▸ Goal: Of the lines in the listing below, how many hold "people"? Answer with the number only.
==============================
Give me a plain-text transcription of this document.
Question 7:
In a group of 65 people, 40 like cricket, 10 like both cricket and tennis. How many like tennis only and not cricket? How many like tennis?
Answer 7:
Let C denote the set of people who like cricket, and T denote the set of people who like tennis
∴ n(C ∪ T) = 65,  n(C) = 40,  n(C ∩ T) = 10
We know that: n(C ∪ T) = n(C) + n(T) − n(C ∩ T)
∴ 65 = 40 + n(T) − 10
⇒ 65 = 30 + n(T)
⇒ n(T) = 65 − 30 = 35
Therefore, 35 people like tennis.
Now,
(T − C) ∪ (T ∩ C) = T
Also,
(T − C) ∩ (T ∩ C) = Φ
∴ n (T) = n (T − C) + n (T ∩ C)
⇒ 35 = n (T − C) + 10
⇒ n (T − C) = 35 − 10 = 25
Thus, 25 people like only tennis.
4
==============================
▸ Response: 4